L’as de trèfle
Nous n'avons gardé du verbe « devoir » que le participe passé : c'est dû.
Beaucoup de raisons à cela mais je synthétiserai pour cette occasion par la confusion entre devoir et obéir. Marre d'obéir, oui. Et pourtant, que font la plupart des gens ?
C'est peut-être dû à l'origine du mot : avoir quelque chose en le tenant de quelqu'un, qui ? Dieu ? Le souverain ? Le Père ? Devoir à quelqu'un, donc être redevable, son obligé, son inférieur.
Dans nos sociétés, l'obligation morale a laissé sa place à l'obligation financière, sinon, l'émancipation n'est que ce renversement d'objet ; pas de liberté en vue.
Notre licence, médiocre vision de liberté, est donc un dû. Quel qu'en soit le prix. On nous l'a fait croire ( le sempiternel désormais « je le vaux bien »), on l'a cru.
Nous voilà partis sur un chemin de traverse où tous nos actes sont légitimés, sauf ceux qui entravent la légitimation, qui montrent du doigt les dérives, qui dessinent les impasses, qui accusent la liberté qui, à défaut d'être le ciment du vivre ensemble, est le ballon gonflé d'hélium de nos illusions.
Jusqu'ici le dû exigeait remerciement, dette, retour ; aujourd'hui non.
Mais surtout, le problème du dû, s'il tombe car il ne tombe pas pour tous, est bien d'endormir la vigilance, de ne pas s'inquiéter d'où il vient, donc d'en devenir dépendant dans la passivité. J'entends pourtant beaucoup de chant de louanges comme si aujourd'hui ce dû était acquis car mérité.

__Consignes__
**1)** Recopiez, s'il vous plaît, tout le passage du texte sur le dû depuis « Notre licence, médiocre » jusqu'à « de nos illusions. ».
**2)** D'après le texte sur le dû, quelle obligation a pris la place de l'obligation morale dans nos sociétés ?
**3)** Traduisez en anglais cette phrase du texte sur le dû : « Jusqu'ici le dû exigeait remerciement, dette, retour ; aujourd'hui non. »

__Entrées fournies__

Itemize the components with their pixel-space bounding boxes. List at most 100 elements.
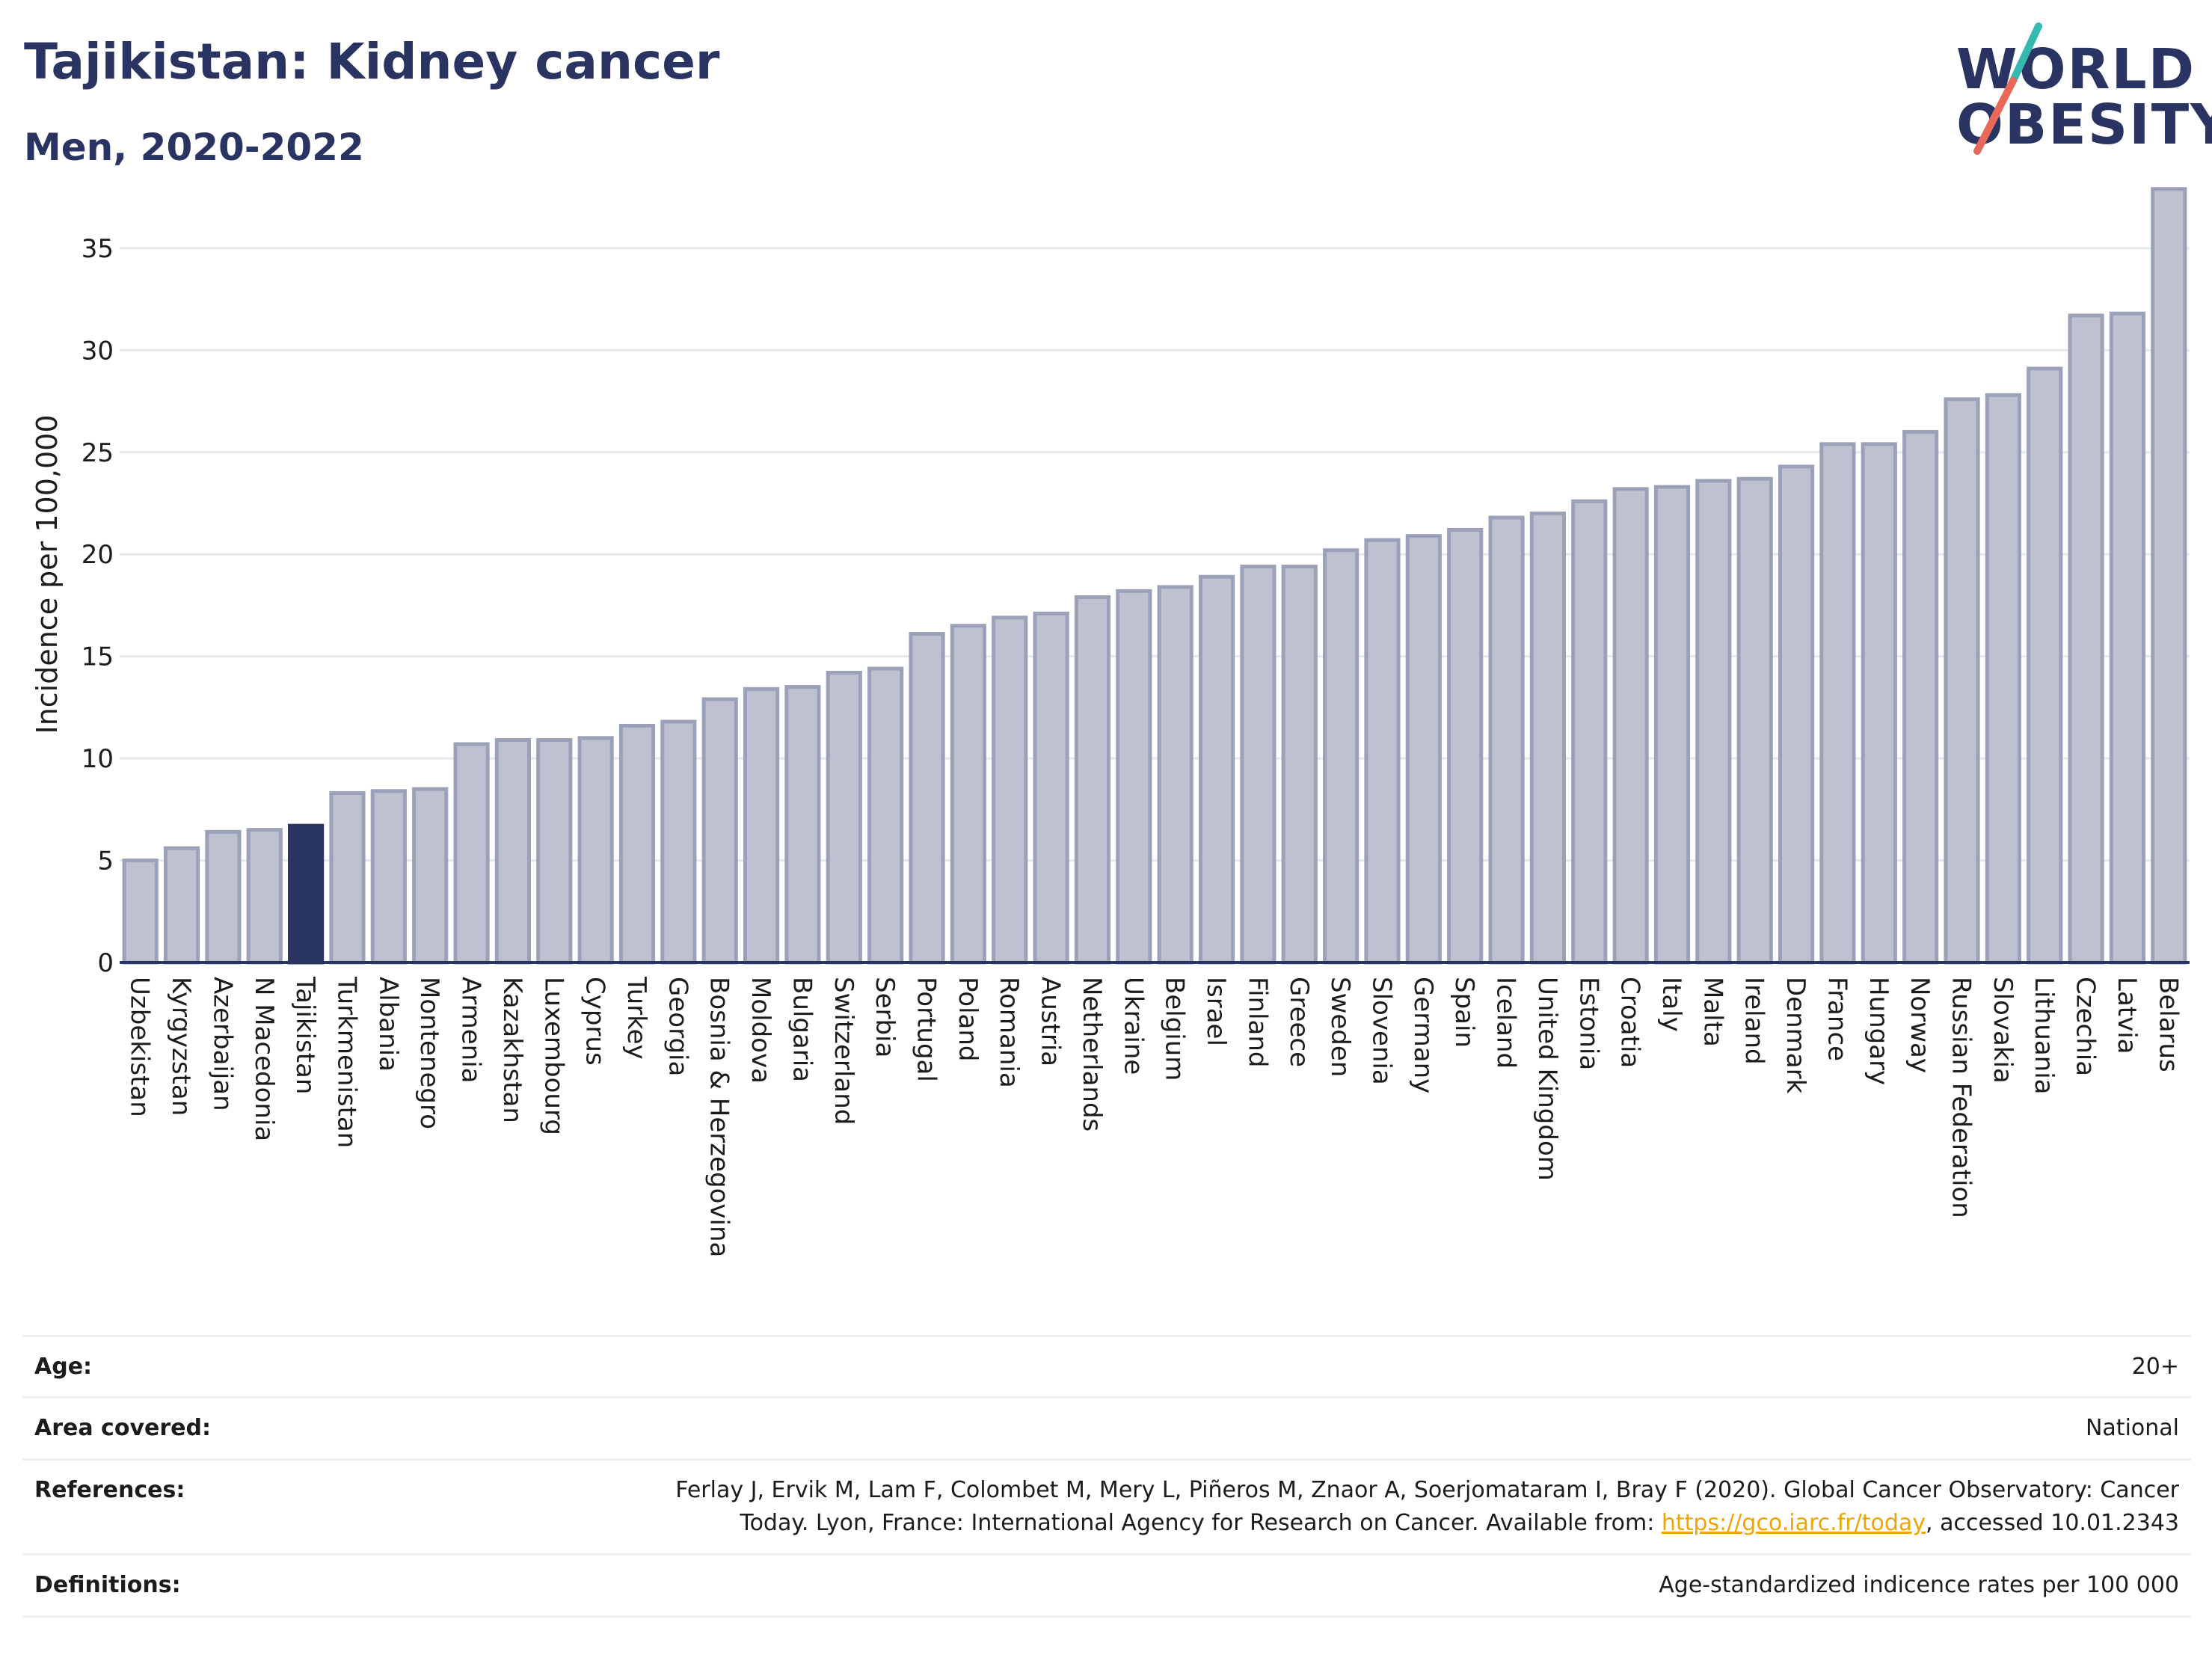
bar-belarus[interactable]: [2151, 187, 2187, 965]
x-tick-label: Luxembourg: [538, 977, 568, 1135]
x-tick-label: Estonia: [1573, 977, 1603, 1070]
bar-italy[interactable]: [1653, 485, 1691, 965]
y-axis-label: Incidence per 100,000: [31, 414, 64, 734]
x-tick-label: Croatia: [1615, 977, 1645, 1068]
bar-germany[interactable]: [1405, 534, 1442, 965]
bar-bosnia-herzegovina[interactable]: [701, 697, 738, 965]
bar-bulgaria[interactable]: [784, 685, 821, 965]
x-tick-label: Austria: [1036, 977, 1066, 1066]
bar-luxembourg[interactable]: [536, 738, 573, 965]
x-tick-label: Montenegro: [414, 977, 444, 1129]
age-value: 20+: [2131, 1354, 2179, 1380]
bar-hungary[interactable]: [1861, 442, 1897, 965]
x-tick-label: Ireland: [1739, 977, 1769, 1065]
bar-albania[interactable]: [370, 789, 407, 965]
y-tick-label: 30: [82, 336, 114, 366]
x-tick-label: Lithuania: [2029, 977, 2059, 1094]
x-tick-label: Finland: [1242, 977, 1272, 1068]
x-tick-label: Azerbaijan: [207, 977, 237, 1111]
bar-serbia[interactable]: [867, 666, 904, 965]
x-tick-label: Iceland: [1491, 977, 1521, 1069]
bar-lithuania[interactable]: [2027, 366, 2063, 965]
bar-tajikistan[interactable]: [288, 823, 325, 965]
bar-denmark[interactable]: [1778, 464, 1815, 965]
bar-turkmenistan[interactable]: [329, 790, 366, 965]
x-tick-label: Greece: [1284, 977, 1314, 1067]
x-tick-label: N Macedonia: [249, 977, 279, 1141]
bar-ukraine[interactable]: [1116, 589, 1152, 965]
bar-georgia[interactable]: [660, 719, 697, 965]
bar-romania[interactable]: [992, 615, 1028, 965]
meta-row-definitions: Definitions: Age-standardized indicence …: [22, 1553, 2191, 1618]
bar-kyrgyzstan[interactable]: [163, 846, 200, 965]
bar-cyprus[interactable]: [577, 736, 614, 965]
x-tick-label: Romania: [994, 977, 1024, 1088]
bar-united-kingdom[interactable]: [1529, 512, 1567, 965]
y-tick-label: 10: [82, 744, 114, 774]
x-tick-label: Ukraine: [1118, 977, 1148, 1075]
references-label: References:: [34, 1477, 185, 1503]
bar-estonia[interactable]: [1571, 499, 1608, 965]
bar-ireland[interactable]: [1736, 476, 1773, 965]
bar-slovenia[interactable]: [1364, 538, 1401, 965]
bar-poland[interactable]: [950, 624, 986, 965]
bar-croatia[interactable]: [1612, 487, 1649, 965]
bar-iceland[interactable]: [1488, 515, 1525, 965]
x-tick-label: Armenia: [456, 977, 486, 1084]
x-tick-label: United Kingdom: [1532, 977, 1562, 1181]
y-axis-ticks: 0 5 10 15 20 25 30 35: [82, 234, 114, 978]
bar-netherlands[interactable]: [1074, 595, 1111, 965]
x-tick-label: Serbia: [870, 977, 900, 1057]
x-tick-label: Kyrgyzstan: [166, 977, 196, 1116]
bar-finland[interactable]: [1240, 565, 1276, 965]
references-value: Ferlay J, Ervik M, Lam F, Colombet M, Me…: [675, 1474, 2179, 1540]
meta-row-age: Age: 20+: [22, 1335, 2191, 1397]
x-tick-label: Poland: [953, 977, 983, 1062]
x-tick-label: Malta: [1698, 977, 1727, 1047]
bar-russian-federation[interactable]: [1944, 397, 1980, 965]
bar-czechia[interactable]: [2068, 313, 2104, 965]
bar-azerbaijan[interactable]: [205, 829, 242, 965]
bar-sweden[interactable]: [1323, 548, 1360, 965]
bar-turkey[interactable]: [618, 723, 656, 965]
bar-austria[interactable]: [1033, 611, 1069, 965]
bar-switzerland[interactable]: [826, 670, 862, 965]
x-tick-label: Israel: [1201, 977, 1231, 1046]
area-label: Area covered:: [34, 1415, 211, 1441]
bar-malta[interactable]: [1695, 479, 1732, 965]
bar-portugal[interactable]: [909, 632, 945, 965]
y-tick-label: 5: [97, 847, 114, 876]
x-tick-label: Norway: [1905, 977, 1935, 1073]
bar-armenia[interactable]: [453, 742, 490, 965]
references-link[interactable]: https://gco.iarc.fr/today: [1661, 1510, 1926, 1536]
bar-france[interactable]: [1819, 442, 1856, 965]
x-tick-label: France: [1822, 977, 1852, 1061]
bar-greece[interactable]: [1281, 565, 1318, 965]
bar-kazakhstan[interactable]: [494, 738, 532, 965]
x-tick-label: Denmark: [1781, 977, 1810, 1094]
bar-spain[interactable]: [1447, 527, 1484, 965]
x-tick-label: Georgia: [663, 977, 692, 1076]
bar-n-macedonia[interactable]: [246, 828, 283, 965]
y-tick-label: 20: [82, 540, 114, 570]
x-tick-label: Czechia: [2071, 977, 2101, 1076]
x-tick-label: Bosnia & Herzegovina: [704, 977, 734, 1257]
bar-norway[interactable]: [1902, 429, 1939, 965]
x-tick-label: Switzerland: [829, 977, 858, 1125]
references-line2: Today. Lyon, France: International Agenc…: [675, 1507, 2179, 1540]
world-obesity-logo: WORLD OBESITY: [1944, 22, 2212, 157]
bar-belgium[interactable]: [1157, 585, 1193, 965]
bar-montenegro[interactable]: [412, 787, 449, 965]
x-tick-label: Belgium: [1160, 977, 1190, 1081]
x-axis-ticks: Uzbekistan Kyrgyzstan Azerbaijan N Macedoni…: [125, 976, 2184, 1257]
chart-bars: [122, 187, 2187, 965]
x-tick-label: Belarus: [2153, 977, 2183, 1072]
bar-slovakia[interactable]: [1985, 393, 2021, 965]
bar-latvia[interactable]: [2109, 311, 2146, 965]
bar-israel[interactable]: [1198, 574, 1235, 965]
references-line1: Ferlay J, Ervik M, Lam F, Colombet M, Me…: [675, 1477, 2179, 1503]
bar-moldova[interactable]: [743, 687, 780, 965]
meta-row-area: Area covered: National: [22, 1396, 2191, 1458]
bar-uzbekistan[interactable]: [122, 859, 159, 965]
x-tick-label: Russian Federation: [1947, 977, 1976, 1218]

__Corrigé__
**1)**
Notre licence, médiocre vision de liberté, est donc un dû. Quel qu'en soit le prix. On nous l'a fait croire ( le sempiternel désormais « je le vaux bien »), on l'a cru.
Nous voilà partis sur un chemin de traverse où tous nos actes sont légitimés, sauf ceux qui entravent la légitimation, qui montrent du doigt les dérives, qui dessinent les impasses, qui accusent la liberté qui, à défaut d'être le ciment du vivre ensemble, est le ballon gonflé d'hélium de nos illusions.

**2)** L'obligation financière.

**3)** Until now, what was owed required gratitude, debt, return; today it does not.